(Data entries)
· · · · · · ·

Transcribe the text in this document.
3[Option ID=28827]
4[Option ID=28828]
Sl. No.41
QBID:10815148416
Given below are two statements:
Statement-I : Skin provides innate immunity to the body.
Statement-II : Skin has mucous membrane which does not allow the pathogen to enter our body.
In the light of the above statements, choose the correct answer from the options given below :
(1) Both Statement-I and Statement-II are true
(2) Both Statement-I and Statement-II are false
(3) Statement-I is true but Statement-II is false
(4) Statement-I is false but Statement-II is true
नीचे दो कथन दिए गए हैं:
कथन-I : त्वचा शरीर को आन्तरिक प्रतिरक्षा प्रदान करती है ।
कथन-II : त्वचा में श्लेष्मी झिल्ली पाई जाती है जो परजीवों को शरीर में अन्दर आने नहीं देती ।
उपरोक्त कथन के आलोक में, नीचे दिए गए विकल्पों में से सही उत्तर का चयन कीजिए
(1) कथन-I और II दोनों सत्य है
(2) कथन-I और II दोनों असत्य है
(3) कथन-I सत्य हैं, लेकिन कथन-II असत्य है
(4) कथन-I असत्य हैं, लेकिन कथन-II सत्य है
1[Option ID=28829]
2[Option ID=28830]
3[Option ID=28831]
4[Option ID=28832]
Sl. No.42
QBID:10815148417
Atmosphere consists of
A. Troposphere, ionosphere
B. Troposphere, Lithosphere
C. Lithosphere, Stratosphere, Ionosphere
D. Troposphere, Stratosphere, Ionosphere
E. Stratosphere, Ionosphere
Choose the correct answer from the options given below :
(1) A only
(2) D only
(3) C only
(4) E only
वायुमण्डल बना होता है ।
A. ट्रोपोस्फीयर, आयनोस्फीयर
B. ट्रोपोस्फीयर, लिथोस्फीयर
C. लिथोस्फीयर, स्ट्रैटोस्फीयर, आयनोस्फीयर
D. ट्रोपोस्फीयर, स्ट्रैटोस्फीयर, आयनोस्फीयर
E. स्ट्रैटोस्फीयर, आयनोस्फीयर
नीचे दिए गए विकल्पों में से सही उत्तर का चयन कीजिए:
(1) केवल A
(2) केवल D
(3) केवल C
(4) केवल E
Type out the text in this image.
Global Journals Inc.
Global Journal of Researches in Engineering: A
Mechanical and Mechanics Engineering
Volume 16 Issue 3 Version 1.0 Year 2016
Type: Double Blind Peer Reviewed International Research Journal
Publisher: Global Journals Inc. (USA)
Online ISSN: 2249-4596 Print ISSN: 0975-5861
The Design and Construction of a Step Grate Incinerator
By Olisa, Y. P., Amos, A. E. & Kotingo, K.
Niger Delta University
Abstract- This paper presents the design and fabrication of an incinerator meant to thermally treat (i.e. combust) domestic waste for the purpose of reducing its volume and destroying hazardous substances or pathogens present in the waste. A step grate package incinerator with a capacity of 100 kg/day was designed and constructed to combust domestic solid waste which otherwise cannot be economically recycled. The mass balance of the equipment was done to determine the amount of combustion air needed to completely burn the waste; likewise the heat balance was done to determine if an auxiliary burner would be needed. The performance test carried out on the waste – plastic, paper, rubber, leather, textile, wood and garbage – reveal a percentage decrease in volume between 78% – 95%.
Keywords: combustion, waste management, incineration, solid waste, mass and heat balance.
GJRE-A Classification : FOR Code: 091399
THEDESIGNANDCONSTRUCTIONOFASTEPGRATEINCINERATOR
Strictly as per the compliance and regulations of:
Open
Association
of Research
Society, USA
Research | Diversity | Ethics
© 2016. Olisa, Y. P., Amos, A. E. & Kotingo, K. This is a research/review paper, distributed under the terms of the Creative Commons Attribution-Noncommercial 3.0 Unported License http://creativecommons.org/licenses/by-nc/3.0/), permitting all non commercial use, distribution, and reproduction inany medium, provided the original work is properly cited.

· · · · · · ·

_EXERCISE REQUIREMENTS:_ In the records, which lines use the word "correct"? Report them.

_SOLUTION TO THIS PROBLEM:_
In the light of the above statements, choose the correct answer from the options given below :
Choose the correct answer from the options given below :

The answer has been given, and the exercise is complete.